▸ Given exercise:
From the material below, list every line containing "الإعدادات".

____ Supplied material

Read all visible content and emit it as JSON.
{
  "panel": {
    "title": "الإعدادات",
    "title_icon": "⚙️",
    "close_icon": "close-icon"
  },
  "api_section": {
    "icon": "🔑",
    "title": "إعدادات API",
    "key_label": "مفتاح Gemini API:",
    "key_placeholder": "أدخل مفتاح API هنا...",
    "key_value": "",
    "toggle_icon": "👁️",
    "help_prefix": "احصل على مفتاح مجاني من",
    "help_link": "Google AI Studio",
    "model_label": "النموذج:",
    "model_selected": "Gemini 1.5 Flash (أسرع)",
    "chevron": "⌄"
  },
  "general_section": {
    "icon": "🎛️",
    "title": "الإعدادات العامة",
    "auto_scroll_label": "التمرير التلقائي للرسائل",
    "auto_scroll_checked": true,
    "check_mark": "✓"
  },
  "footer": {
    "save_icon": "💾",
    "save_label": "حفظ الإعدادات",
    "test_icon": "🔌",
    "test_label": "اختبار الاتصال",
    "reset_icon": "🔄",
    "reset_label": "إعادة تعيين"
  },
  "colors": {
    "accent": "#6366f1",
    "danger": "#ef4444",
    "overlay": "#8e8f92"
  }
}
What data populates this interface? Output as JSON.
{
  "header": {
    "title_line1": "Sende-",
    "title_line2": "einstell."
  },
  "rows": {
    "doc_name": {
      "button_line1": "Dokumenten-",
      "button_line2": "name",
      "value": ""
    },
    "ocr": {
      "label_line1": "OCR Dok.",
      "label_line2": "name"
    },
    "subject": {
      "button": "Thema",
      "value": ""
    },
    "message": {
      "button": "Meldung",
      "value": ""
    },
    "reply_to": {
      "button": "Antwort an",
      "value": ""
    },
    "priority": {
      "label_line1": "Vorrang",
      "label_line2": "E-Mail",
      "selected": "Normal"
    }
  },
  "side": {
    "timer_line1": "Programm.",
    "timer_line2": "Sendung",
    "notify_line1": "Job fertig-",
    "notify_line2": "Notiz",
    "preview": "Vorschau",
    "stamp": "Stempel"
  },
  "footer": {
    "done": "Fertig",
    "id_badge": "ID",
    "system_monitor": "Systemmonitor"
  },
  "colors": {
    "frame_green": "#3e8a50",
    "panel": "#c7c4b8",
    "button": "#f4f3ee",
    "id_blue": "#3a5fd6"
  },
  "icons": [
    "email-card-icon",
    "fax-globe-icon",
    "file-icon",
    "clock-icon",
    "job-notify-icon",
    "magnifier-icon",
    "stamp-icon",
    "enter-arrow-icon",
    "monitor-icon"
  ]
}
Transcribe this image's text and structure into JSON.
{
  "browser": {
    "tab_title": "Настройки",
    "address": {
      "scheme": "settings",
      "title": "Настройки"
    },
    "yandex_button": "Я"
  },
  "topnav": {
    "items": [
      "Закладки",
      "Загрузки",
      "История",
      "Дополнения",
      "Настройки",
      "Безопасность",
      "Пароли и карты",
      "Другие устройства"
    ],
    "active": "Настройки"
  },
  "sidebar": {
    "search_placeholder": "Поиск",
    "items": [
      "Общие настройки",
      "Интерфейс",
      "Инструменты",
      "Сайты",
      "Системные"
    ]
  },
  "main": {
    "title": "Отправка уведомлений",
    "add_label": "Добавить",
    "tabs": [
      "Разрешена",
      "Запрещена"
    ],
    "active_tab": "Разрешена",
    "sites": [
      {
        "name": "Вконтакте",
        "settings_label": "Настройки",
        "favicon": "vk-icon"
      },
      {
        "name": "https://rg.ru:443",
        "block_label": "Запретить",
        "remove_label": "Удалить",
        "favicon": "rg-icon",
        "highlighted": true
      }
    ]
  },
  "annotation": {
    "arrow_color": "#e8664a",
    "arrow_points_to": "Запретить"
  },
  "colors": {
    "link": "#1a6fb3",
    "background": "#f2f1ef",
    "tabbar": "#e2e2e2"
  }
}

________

▸ Full solution:
    "title": "الإعدادات",
    "title": "الإعدادات العامة",
    "save_label": "حفظ الإعدادات",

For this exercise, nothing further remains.